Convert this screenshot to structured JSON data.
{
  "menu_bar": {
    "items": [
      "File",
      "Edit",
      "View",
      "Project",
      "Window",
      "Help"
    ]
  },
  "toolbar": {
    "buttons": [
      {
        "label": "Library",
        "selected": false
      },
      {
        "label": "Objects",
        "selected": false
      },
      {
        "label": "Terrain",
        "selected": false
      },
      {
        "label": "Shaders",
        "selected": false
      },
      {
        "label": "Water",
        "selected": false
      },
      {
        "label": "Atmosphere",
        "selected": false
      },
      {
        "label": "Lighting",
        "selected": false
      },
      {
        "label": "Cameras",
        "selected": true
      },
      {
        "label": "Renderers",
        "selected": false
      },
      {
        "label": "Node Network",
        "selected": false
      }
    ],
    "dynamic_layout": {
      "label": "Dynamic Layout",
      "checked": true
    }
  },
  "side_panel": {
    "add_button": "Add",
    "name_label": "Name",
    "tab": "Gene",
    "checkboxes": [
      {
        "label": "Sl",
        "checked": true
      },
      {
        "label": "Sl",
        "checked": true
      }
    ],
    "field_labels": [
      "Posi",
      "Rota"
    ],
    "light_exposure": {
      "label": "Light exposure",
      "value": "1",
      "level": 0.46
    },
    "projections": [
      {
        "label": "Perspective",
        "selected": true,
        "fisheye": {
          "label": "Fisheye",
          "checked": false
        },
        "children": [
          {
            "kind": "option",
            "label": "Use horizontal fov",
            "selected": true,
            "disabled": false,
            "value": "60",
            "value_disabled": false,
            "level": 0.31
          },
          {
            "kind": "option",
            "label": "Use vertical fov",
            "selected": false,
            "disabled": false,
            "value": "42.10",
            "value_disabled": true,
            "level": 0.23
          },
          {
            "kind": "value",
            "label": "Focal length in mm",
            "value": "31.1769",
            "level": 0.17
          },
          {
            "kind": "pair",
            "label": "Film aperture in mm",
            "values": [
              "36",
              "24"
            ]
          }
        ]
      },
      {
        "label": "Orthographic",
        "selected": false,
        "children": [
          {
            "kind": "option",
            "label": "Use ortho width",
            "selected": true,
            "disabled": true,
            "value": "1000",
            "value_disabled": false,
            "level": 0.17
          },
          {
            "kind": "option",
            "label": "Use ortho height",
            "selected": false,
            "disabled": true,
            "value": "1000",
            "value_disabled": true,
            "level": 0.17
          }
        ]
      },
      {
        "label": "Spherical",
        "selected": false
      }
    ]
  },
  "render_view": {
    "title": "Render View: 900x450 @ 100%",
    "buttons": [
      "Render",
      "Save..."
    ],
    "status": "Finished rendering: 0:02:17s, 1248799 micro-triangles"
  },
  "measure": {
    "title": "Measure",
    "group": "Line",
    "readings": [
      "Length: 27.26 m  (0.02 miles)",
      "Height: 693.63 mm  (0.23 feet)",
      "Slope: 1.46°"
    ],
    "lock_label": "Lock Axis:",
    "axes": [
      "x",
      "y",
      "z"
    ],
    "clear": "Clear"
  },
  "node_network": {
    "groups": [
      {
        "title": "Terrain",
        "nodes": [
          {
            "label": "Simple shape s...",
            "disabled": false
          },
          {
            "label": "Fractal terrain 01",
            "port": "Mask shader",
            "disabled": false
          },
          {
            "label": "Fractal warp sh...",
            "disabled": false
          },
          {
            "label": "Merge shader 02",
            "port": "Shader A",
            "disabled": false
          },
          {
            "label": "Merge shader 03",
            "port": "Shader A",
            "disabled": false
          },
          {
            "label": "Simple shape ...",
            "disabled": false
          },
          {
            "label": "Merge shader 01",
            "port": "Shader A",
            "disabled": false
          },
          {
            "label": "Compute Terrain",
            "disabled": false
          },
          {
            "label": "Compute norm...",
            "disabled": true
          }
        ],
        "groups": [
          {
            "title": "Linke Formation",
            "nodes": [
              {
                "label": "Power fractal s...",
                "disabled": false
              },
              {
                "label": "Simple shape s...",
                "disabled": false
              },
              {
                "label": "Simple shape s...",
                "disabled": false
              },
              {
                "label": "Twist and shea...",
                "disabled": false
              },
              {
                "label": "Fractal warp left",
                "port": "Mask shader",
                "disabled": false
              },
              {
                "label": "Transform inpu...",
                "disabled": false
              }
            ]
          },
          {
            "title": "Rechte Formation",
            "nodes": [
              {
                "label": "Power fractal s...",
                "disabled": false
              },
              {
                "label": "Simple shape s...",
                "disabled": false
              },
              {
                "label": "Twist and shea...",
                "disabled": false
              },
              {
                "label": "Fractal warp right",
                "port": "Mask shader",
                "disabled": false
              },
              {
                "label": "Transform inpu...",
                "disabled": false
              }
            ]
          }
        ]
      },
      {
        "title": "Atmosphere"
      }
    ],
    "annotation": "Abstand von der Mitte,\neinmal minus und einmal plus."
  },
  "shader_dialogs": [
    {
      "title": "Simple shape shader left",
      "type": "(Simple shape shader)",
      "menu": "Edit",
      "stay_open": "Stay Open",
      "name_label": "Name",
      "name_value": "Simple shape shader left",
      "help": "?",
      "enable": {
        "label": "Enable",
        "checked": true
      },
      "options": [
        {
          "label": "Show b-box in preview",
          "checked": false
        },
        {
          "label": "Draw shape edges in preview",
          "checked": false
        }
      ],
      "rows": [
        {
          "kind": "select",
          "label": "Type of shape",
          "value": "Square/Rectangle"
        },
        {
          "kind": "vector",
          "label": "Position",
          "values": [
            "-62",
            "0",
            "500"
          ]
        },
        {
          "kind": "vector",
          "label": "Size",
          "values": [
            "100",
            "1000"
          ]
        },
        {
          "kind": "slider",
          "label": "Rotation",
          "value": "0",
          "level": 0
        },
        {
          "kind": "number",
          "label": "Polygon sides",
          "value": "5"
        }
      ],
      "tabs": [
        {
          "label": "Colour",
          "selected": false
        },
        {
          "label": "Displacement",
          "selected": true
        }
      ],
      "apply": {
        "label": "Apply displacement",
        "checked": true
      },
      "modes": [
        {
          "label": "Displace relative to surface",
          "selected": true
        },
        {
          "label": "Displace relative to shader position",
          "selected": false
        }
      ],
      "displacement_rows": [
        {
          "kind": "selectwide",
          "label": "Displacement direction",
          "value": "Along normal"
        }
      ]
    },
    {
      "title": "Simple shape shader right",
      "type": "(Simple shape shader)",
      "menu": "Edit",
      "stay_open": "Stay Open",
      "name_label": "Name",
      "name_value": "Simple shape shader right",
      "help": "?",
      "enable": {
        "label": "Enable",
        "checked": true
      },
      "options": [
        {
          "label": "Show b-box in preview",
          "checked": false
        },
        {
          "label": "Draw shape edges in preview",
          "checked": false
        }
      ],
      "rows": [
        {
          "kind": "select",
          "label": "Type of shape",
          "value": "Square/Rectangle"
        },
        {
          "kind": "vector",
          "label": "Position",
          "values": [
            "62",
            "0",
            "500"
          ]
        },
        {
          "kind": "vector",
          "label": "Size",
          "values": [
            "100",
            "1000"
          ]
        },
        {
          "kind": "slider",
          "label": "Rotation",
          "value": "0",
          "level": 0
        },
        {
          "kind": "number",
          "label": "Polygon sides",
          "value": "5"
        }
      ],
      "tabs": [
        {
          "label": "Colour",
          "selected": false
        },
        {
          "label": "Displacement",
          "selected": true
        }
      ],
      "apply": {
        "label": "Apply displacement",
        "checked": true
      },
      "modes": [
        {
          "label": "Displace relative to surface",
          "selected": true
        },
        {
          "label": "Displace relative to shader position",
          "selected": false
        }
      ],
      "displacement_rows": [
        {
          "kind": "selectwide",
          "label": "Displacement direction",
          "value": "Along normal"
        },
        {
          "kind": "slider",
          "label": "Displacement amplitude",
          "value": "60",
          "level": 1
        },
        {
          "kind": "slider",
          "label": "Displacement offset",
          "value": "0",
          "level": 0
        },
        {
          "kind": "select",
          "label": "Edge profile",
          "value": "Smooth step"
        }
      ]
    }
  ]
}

= = = = =

:: Set problem ::
The answer must consist solely of the number of lines in the entries that contain the word "right".

:: Full answer ::
3